Document page transcript entries:
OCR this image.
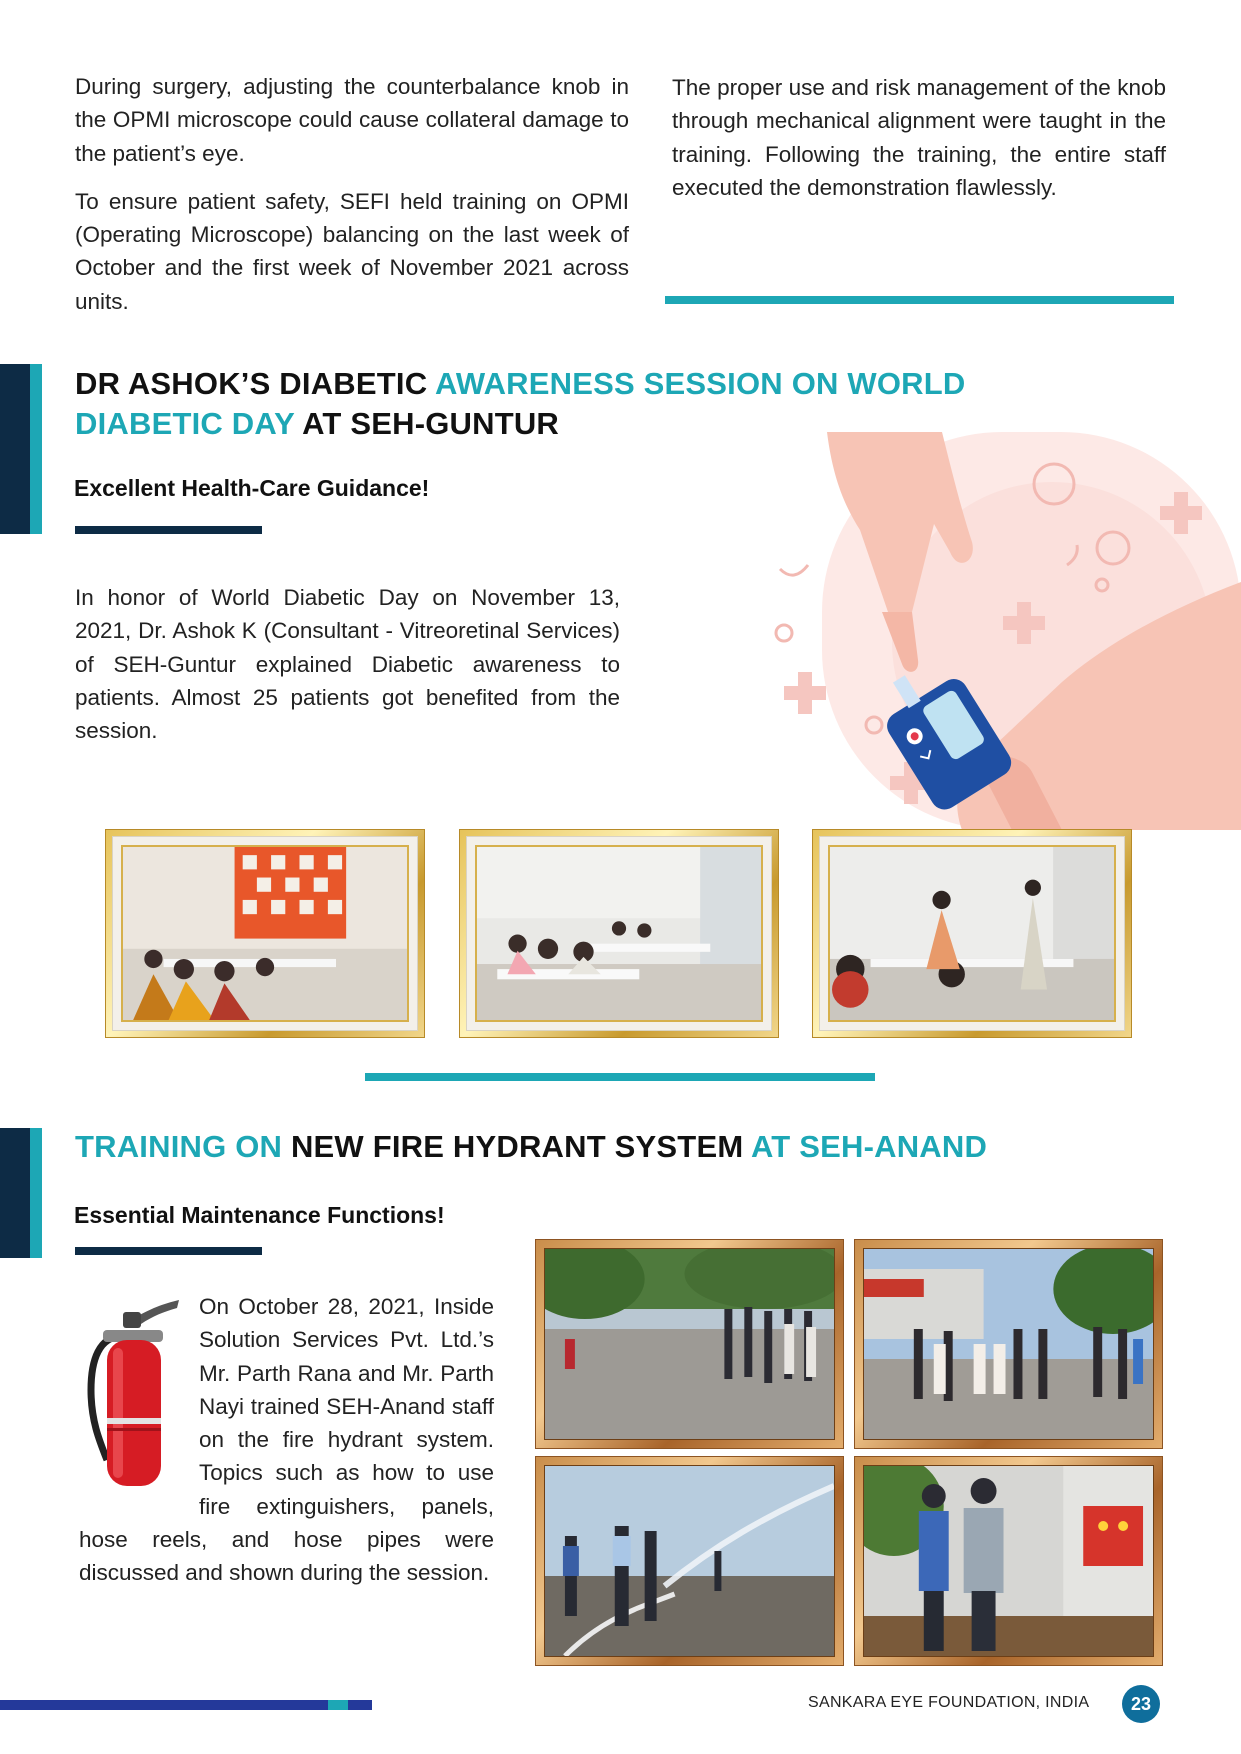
During surgery, adjusting the counterbalance knob in the OPMI microscope could cause collateral damage to the patient’s eye.

To ensure patient safety, SEFI held training on OPMI (Operating Microscope) balancing on the last week of October and the first week of November 2021 across units.

The proper use and risk management of the knob through mechanical alignment were taught in the training. Following the training, the entire staff executed the demonstration flawlessly.

DR ASHOK’S DIABETIC AWARENESS SESSION ON WORLD DIABETIC DAY AT SEH-GUNTUR
Excellent Health-Care Guidance!
In honor of World Diabetic Day on November 13, 2021, Dr. Ashok K (Consultant - Vitreoretinal Services) of SEH-Guntur explained Diabetic awareness to patients. Almost 25 patients got benefited from the session.
TRAINING ON NEW FIRE HYDRANT SYSTEM AT SEH-ANAND
Essential Maintenance Functions!
On October 28, 2021, Inside Solution Services Pvt. Ltd.’s Mr. Parth Rana and Mr. Parth Nayi trained SEH-Anand staff on the fire hydrant system. Topics such as how to use fire extinguishers, panels, hose reels, and hose pipes were discussed and shown during the session.
SANKARA EYE FOUNDATION, INDIA	23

Brief: For every line in the records above that holds "were", add one, and report the sum alone.

Task answer: 2